» **Items listed in a dataset**
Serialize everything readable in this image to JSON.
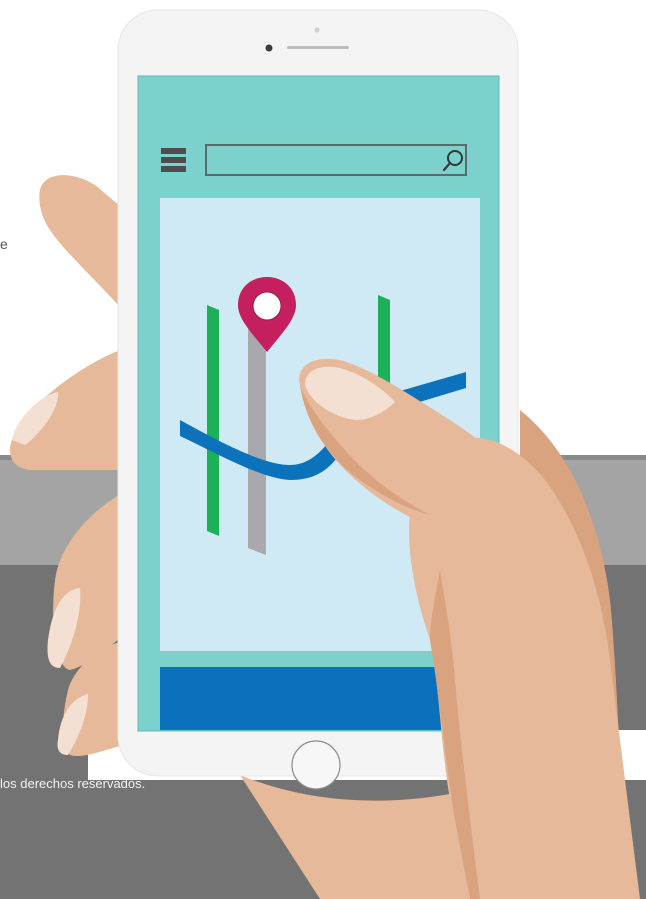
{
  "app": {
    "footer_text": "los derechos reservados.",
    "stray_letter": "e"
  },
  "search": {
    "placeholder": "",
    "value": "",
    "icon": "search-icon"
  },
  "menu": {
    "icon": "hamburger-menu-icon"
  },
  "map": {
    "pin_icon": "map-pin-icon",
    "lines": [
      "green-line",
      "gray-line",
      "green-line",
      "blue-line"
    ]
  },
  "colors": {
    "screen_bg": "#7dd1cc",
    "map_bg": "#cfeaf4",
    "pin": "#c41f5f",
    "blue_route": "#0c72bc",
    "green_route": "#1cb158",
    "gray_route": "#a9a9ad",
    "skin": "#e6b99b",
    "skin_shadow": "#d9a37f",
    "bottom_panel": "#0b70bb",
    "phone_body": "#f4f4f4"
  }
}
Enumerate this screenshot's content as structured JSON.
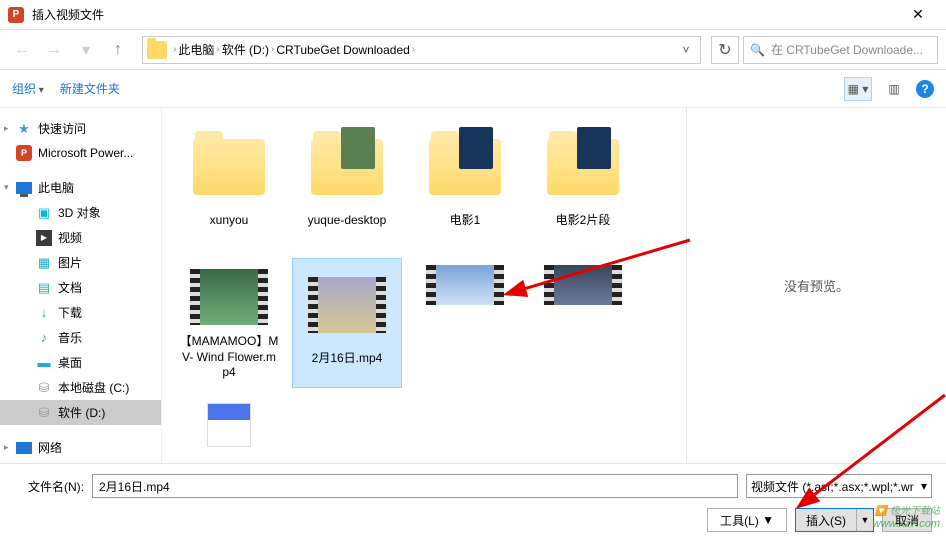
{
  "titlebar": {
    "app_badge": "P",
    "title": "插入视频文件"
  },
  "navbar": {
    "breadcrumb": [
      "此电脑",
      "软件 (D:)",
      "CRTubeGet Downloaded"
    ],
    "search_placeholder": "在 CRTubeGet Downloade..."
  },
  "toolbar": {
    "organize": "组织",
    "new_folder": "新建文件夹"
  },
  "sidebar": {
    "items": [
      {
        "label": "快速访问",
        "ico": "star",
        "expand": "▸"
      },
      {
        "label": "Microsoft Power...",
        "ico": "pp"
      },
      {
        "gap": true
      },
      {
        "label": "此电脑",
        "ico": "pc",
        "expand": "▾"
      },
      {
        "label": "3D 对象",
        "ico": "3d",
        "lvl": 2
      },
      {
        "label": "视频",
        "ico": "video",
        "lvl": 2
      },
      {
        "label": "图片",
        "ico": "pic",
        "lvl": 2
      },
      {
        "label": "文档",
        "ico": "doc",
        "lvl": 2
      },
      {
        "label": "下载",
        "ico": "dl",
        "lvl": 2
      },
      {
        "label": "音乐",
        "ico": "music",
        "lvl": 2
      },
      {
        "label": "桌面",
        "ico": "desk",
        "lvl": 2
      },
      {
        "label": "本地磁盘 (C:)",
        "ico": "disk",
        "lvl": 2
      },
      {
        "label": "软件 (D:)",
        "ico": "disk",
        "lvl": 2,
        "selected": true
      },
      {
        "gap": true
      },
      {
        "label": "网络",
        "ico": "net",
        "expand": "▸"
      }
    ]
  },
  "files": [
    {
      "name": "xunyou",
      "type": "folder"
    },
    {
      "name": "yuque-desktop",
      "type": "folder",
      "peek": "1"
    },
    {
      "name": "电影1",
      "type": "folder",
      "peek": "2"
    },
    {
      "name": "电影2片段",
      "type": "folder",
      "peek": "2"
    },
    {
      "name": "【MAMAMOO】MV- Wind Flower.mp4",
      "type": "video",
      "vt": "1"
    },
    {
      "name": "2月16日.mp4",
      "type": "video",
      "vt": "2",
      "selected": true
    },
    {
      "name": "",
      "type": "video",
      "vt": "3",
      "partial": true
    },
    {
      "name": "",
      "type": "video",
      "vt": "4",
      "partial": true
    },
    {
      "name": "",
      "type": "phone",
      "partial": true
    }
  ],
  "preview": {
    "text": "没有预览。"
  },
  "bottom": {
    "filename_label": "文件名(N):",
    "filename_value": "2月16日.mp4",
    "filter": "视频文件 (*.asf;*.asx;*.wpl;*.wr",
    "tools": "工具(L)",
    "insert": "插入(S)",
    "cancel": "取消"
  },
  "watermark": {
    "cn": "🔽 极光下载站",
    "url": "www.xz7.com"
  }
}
* * *
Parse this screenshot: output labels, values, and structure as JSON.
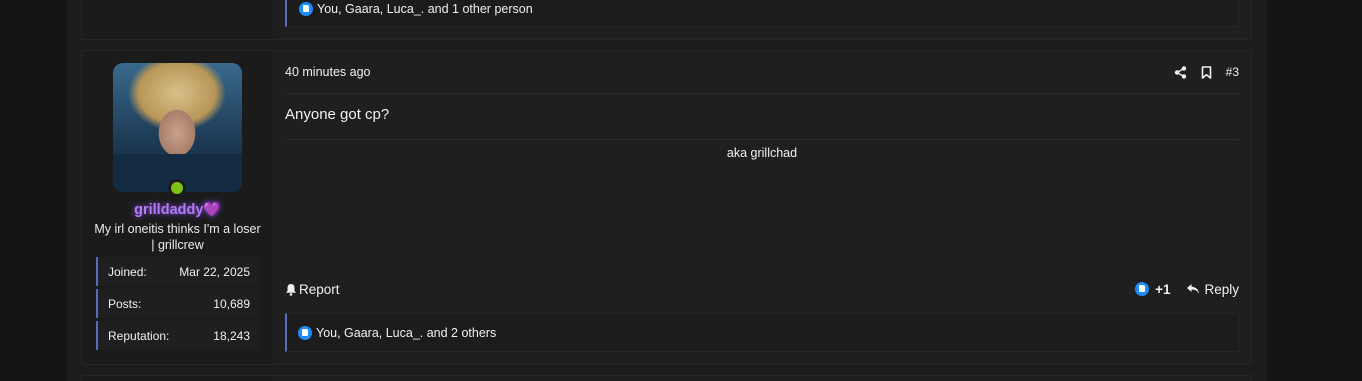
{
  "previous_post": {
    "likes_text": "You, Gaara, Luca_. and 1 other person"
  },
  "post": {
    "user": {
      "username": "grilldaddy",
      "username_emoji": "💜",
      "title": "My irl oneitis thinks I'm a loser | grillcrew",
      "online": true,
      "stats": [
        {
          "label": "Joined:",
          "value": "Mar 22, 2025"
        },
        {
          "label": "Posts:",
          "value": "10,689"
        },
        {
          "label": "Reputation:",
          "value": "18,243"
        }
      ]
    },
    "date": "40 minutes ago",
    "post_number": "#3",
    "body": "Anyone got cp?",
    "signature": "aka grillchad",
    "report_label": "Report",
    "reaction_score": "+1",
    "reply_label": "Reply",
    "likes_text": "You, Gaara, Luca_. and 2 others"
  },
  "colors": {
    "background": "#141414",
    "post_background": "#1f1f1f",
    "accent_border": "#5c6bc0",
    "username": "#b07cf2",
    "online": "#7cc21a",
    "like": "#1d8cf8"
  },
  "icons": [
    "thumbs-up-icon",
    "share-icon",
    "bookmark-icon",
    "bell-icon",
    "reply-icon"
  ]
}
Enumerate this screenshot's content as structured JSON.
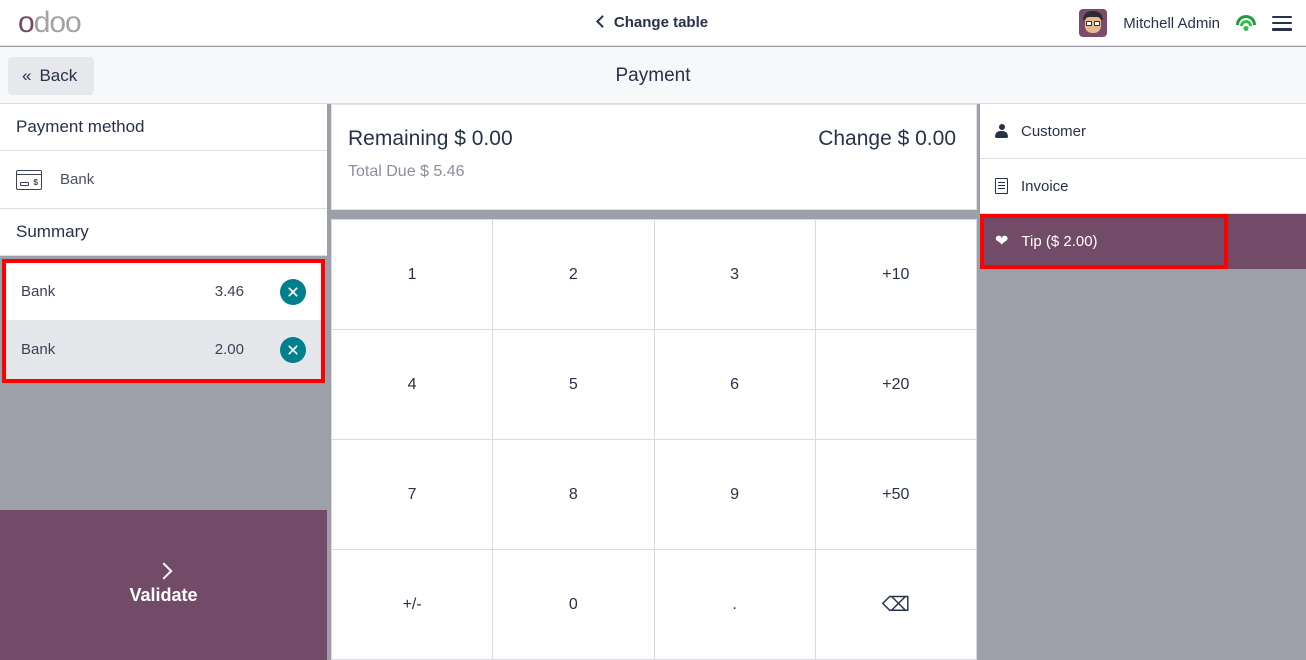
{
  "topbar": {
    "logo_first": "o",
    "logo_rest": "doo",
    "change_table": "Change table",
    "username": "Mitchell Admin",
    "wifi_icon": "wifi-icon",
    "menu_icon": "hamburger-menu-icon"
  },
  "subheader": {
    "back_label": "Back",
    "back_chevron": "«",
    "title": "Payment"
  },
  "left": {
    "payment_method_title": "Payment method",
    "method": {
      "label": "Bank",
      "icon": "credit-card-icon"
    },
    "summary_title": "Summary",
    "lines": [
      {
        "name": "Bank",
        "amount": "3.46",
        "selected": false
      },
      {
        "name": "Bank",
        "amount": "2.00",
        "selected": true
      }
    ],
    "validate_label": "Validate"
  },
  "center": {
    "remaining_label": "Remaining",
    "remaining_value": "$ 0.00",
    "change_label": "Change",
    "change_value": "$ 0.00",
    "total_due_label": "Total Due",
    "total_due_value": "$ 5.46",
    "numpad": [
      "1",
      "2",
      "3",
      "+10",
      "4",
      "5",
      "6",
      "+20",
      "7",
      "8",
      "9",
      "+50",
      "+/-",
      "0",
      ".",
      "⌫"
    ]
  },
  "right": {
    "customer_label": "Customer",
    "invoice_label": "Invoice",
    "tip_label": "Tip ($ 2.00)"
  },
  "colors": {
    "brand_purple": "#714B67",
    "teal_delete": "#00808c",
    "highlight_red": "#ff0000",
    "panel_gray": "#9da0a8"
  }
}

» **TASK PROMPT**
Return each line with "Payment".

» **CORRECT OUTPUT**
    "title": "Payment"
    "payment_method_title": "Payment method",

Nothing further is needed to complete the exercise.